▸ TASK BRIEF
Copy each line of the records that holds the string "чтобы".

▸ GIVEN RECORDS

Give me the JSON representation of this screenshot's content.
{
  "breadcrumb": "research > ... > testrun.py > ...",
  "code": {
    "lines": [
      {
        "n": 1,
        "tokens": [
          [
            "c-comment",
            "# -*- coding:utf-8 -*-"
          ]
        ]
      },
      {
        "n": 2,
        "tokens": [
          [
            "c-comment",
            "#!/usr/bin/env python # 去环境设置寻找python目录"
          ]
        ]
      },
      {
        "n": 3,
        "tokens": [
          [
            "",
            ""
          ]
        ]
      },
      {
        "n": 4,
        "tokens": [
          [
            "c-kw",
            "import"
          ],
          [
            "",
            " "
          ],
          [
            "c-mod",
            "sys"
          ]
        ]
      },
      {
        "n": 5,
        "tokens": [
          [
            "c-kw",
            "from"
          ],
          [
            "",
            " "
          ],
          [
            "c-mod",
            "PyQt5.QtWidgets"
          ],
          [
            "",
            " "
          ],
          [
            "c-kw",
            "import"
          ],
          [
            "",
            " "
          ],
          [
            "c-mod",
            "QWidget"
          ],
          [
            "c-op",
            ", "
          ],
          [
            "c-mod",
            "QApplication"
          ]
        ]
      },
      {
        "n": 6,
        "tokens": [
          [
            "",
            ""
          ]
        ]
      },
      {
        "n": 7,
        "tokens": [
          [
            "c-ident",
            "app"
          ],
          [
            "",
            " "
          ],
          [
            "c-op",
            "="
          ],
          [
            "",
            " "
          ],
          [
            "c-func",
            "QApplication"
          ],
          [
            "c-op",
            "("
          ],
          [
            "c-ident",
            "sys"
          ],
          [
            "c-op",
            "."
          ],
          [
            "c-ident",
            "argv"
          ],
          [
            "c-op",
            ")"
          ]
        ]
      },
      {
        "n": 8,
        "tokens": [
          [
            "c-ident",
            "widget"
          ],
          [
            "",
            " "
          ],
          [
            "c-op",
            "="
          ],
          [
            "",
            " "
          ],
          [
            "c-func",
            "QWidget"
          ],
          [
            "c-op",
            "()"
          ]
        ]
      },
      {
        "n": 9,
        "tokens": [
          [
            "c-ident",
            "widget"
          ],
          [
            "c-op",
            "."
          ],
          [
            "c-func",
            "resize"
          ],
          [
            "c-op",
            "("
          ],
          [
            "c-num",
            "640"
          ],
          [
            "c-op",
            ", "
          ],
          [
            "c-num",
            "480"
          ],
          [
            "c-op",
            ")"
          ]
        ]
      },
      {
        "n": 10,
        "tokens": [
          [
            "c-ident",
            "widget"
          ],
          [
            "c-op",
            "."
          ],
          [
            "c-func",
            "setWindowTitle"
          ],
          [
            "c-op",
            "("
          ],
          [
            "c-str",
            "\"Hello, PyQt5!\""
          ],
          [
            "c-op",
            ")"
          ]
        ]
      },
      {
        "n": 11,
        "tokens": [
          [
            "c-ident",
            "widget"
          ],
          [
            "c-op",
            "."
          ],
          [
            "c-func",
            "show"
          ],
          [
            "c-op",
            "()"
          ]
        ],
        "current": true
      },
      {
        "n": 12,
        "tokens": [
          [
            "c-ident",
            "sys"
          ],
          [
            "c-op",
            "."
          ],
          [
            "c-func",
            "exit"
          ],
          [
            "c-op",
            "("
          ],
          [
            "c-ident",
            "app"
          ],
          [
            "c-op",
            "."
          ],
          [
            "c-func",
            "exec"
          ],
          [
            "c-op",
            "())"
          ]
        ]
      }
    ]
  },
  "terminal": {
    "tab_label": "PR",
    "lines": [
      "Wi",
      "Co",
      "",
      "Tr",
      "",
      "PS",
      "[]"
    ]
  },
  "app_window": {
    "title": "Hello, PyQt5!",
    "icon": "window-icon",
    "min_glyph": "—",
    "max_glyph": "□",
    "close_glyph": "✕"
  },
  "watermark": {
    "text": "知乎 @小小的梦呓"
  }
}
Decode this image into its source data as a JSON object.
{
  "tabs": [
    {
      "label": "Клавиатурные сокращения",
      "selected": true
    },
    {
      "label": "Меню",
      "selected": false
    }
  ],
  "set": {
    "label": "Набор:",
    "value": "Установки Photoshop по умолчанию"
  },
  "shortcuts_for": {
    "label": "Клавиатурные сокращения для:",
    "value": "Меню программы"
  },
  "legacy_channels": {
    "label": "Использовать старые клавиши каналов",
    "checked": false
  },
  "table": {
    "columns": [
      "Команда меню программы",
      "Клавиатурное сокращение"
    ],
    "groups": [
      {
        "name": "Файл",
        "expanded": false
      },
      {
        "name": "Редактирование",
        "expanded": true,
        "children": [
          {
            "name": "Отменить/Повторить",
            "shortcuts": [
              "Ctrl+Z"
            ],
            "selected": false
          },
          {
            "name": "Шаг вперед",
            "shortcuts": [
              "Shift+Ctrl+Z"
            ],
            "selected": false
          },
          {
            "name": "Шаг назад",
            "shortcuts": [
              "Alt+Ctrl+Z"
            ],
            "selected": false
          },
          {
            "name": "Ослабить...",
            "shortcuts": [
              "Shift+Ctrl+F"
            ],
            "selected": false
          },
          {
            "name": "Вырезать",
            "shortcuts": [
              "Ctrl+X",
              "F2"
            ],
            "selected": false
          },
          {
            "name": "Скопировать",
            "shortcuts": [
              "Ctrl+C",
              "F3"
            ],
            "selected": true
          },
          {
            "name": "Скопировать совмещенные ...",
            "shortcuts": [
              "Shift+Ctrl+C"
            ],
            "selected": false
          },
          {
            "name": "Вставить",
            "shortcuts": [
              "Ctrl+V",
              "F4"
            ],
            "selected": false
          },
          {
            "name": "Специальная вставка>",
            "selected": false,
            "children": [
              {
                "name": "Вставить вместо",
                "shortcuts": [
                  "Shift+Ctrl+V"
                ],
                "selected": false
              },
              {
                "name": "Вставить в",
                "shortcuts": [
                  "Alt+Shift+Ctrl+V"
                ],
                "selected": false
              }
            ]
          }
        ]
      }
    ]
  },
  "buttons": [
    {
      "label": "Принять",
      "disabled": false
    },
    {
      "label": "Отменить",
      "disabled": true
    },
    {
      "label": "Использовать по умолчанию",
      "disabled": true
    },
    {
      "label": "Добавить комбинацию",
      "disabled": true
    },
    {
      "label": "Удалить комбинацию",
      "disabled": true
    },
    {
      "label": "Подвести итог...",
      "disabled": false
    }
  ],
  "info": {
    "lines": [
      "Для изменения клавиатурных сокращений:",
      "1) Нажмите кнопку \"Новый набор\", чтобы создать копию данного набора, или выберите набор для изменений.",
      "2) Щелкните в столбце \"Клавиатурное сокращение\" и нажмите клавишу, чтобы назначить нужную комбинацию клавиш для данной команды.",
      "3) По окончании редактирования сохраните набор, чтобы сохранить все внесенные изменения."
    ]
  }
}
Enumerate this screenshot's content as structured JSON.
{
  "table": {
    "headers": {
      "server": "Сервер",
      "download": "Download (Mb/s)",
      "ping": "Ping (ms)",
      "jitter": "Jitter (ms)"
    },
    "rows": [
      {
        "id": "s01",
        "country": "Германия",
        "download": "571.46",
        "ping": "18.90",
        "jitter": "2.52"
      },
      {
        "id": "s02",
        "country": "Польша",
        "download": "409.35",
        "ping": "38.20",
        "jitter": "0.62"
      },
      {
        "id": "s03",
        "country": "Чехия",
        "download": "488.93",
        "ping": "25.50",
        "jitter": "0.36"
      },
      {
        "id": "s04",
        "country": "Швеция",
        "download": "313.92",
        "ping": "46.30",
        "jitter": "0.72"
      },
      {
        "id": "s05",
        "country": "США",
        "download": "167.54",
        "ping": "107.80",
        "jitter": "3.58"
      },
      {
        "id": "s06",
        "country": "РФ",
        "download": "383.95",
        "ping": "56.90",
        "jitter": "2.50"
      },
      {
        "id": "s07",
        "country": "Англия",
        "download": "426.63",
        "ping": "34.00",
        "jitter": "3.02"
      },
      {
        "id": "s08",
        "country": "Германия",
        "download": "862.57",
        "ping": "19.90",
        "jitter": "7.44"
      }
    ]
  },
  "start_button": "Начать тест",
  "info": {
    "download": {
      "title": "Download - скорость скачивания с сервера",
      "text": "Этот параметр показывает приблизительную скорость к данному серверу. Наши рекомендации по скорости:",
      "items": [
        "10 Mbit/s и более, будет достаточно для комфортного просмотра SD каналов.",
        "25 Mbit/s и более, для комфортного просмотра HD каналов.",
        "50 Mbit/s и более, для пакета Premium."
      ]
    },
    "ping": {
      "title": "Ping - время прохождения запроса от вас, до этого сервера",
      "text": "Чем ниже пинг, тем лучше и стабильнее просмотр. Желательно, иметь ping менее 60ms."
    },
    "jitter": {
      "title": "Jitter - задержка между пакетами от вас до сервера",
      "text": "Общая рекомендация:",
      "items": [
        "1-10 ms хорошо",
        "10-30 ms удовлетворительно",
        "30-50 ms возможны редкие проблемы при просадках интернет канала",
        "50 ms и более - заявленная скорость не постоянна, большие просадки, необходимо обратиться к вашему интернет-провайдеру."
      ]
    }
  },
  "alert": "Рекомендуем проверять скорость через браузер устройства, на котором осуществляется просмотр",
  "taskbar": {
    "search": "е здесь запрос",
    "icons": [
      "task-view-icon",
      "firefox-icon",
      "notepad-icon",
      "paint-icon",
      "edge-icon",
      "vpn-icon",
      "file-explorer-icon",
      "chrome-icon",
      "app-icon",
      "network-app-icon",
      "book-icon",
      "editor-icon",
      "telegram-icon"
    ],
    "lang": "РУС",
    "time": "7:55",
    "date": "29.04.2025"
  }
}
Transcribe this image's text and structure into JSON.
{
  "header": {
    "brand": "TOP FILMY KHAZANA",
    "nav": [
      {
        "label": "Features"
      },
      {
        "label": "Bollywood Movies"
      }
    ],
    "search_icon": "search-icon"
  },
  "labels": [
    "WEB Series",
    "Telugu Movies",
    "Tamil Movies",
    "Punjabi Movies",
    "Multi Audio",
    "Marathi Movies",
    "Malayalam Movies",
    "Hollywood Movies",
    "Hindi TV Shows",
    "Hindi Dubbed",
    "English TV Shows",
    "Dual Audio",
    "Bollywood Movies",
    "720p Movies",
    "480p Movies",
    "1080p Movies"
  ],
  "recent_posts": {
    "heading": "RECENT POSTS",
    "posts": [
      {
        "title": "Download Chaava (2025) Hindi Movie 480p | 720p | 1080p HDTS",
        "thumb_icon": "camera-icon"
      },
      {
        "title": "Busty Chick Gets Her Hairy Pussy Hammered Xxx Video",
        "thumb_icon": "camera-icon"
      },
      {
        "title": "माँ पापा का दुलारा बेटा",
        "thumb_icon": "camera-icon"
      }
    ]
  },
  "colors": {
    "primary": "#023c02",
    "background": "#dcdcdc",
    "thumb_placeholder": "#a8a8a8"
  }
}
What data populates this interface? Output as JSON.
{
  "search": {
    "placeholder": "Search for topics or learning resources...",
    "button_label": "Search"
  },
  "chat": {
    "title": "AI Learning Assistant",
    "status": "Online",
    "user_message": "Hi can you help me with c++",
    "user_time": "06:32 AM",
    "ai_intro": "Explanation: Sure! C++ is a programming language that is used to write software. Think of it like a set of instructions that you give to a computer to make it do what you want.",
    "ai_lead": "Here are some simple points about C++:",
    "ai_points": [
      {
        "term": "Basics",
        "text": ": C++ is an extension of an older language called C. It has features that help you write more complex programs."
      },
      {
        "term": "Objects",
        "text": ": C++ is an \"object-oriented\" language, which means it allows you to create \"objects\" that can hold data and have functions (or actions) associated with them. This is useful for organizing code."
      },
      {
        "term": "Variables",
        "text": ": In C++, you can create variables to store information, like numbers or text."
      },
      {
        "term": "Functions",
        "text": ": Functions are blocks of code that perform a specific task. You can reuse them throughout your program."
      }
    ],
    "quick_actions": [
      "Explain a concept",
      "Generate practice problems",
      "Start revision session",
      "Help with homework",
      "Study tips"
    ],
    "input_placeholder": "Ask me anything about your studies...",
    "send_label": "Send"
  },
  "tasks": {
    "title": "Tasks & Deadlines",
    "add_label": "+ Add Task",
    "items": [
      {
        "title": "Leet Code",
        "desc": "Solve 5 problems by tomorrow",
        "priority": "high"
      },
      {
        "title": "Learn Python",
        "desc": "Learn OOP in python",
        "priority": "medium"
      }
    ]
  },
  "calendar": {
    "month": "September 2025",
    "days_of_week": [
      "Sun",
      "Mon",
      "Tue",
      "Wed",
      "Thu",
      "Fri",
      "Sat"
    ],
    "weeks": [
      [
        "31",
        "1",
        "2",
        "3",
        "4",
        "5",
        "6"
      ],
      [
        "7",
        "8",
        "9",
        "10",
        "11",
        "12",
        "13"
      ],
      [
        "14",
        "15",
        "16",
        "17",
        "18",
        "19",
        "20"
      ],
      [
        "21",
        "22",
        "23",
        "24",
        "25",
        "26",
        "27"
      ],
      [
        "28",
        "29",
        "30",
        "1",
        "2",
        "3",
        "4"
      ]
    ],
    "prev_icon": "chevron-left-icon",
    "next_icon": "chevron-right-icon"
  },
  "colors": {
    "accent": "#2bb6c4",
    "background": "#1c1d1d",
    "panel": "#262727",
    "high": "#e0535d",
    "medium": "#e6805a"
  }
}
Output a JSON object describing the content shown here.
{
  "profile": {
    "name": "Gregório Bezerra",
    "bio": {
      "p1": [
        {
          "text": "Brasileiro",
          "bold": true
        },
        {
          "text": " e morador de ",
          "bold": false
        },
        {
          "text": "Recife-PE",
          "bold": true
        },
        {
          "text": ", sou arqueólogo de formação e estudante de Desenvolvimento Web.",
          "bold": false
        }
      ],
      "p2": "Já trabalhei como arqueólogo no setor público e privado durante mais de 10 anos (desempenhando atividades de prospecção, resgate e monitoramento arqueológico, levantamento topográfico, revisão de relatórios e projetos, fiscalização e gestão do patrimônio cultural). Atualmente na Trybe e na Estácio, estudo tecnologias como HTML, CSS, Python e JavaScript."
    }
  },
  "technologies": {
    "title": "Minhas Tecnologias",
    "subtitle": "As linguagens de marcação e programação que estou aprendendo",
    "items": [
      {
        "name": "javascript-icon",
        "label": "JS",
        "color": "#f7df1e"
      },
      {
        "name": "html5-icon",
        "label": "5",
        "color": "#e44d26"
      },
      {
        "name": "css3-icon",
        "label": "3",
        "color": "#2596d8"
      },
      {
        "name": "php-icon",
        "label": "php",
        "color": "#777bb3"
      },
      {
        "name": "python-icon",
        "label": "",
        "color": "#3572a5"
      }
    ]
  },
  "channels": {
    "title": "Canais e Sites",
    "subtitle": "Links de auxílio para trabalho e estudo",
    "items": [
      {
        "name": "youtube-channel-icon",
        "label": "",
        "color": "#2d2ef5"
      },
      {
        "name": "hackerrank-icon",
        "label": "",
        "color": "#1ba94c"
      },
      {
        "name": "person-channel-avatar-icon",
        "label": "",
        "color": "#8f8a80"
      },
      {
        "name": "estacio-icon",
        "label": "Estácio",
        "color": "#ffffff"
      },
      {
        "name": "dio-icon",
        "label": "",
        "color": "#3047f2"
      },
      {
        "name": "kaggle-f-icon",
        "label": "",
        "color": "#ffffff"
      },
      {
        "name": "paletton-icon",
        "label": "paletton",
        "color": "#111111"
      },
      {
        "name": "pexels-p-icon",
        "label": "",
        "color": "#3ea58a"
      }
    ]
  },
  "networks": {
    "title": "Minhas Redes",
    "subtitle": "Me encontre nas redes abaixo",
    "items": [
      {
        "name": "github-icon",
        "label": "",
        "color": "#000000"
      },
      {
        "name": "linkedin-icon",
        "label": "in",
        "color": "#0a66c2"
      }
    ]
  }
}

▸ RESPONSE TO THIS TASK
      "1) Нажмите кнопку \"Новый набор\", чтобы создать копию данного набора, или выберите набор для изменений.",
      "2) Щелкните в столбце \"Клавиатурное сокращение\" и нажмите клавишу, чтобы назначить нужную комбинацию клавиш для данной команды.",
      "3) По окончании редактирования сохраните набор, чтобы сохранить все внесенные изменения."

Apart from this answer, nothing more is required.